▶ [Task item]:
Each line in the listing below that holds "this" should be counted; reply with that number only.

▶ [Material provided]:
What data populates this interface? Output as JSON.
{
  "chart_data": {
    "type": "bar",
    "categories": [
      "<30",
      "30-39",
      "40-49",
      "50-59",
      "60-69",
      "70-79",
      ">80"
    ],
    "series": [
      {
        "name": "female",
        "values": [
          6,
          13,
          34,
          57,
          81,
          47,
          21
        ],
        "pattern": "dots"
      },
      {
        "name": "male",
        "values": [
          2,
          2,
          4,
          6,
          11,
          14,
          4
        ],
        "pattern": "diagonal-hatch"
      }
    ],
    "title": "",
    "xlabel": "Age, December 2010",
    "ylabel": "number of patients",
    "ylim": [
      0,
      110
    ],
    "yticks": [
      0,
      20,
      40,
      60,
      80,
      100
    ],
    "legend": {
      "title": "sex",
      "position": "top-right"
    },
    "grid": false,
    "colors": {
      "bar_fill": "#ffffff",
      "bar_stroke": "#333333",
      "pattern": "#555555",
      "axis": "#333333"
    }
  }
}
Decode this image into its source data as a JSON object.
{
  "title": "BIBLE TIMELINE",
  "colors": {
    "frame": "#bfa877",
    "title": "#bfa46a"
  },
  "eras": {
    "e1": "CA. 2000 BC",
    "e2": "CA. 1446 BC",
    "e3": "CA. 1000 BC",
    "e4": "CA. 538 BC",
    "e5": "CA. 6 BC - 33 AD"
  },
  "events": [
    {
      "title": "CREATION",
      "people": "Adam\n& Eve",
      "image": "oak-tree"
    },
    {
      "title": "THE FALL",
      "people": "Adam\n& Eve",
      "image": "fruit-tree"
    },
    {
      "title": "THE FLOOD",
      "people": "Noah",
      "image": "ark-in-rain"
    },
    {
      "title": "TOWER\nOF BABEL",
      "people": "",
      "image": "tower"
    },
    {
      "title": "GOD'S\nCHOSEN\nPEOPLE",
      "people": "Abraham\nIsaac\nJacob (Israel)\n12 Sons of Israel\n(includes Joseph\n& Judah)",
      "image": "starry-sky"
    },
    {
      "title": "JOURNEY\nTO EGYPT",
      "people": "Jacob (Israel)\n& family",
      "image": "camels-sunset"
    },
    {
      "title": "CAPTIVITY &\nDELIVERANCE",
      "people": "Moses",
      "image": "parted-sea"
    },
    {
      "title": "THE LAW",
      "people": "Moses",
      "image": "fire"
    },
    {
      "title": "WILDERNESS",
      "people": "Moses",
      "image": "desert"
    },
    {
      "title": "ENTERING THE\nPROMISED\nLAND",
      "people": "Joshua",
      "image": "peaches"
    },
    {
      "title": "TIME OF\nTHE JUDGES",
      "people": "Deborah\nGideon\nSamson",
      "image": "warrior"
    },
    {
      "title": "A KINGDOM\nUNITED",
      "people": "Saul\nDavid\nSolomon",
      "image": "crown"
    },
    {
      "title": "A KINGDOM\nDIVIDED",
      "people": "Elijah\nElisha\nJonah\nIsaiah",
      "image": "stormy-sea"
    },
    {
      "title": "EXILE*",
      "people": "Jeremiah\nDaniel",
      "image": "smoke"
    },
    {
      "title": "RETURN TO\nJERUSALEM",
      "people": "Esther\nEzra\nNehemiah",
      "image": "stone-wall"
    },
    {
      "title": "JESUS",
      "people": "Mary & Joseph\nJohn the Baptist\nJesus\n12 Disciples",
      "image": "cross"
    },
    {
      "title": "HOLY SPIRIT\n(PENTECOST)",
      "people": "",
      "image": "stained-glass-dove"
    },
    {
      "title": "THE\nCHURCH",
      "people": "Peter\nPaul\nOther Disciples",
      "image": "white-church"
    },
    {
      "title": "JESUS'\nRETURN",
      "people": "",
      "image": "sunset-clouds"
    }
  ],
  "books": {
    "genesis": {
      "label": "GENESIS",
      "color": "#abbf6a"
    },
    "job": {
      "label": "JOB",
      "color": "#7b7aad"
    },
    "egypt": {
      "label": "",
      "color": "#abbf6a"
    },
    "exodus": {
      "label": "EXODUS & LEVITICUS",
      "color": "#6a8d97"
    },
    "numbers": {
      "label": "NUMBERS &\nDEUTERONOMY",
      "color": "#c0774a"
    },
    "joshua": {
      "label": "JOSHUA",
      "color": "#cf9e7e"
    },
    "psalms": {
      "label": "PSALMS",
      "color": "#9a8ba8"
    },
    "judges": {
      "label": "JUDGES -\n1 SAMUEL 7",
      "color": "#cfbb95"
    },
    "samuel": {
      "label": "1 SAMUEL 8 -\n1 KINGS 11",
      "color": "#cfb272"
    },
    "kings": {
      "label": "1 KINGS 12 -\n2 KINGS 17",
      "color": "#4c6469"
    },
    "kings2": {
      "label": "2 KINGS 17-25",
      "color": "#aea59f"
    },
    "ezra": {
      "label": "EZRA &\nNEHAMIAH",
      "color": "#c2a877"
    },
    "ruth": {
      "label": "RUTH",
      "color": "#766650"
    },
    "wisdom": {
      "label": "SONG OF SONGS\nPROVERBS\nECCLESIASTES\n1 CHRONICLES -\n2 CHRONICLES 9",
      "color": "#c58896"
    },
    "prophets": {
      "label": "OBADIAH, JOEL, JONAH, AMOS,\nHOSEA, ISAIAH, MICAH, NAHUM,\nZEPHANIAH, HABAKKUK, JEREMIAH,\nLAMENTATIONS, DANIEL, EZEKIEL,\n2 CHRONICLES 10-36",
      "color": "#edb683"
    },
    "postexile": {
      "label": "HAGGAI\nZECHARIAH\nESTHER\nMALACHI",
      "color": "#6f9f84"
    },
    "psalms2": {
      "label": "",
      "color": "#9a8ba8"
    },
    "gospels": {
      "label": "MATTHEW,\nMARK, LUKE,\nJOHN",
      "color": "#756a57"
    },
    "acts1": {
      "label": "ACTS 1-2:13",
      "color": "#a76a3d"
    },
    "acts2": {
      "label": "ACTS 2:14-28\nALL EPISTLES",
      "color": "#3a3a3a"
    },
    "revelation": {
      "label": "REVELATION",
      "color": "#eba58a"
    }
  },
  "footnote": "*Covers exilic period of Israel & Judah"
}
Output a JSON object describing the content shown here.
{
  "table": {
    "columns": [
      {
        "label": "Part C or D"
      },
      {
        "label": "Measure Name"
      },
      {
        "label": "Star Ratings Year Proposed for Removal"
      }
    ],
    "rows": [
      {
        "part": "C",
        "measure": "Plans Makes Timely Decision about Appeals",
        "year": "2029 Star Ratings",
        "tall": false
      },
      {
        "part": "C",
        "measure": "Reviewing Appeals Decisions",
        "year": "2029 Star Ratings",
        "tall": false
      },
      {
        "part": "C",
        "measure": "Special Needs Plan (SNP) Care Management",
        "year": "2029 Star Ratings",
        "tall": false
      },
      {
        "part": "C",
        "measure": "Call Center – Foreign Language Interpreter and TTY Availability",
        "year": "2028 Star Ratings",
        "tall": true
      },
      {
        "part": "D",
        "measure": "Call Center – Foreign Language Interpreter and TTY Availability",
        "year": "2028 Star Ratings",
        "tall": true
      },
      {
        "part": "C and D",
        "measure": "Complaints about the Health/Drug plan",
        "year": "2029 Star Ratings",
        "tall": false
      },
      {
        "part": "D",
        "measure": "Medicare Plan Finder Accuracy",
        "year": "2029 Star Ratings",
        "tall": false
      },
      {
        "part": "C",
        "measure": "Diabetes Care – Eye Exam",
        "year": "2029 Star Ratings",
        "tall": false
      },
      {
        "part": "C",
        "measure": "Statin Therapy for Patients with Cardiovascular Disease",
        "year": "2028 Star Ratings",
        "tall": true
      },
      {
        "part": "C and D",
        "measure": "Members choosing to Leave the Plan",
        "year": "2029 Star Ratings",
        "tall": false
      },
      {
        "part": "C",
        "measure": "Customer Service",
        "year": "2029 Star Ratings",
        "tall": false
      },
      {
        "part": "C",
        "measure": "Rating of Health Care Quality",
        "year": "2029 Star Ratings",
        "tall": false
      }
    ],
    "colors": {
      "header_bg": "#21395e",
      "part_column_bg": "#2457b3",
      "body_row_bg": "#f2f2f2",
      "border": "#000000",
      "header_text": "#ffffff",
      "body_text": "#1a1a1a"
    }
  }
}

▶ [Finished exercise]:
2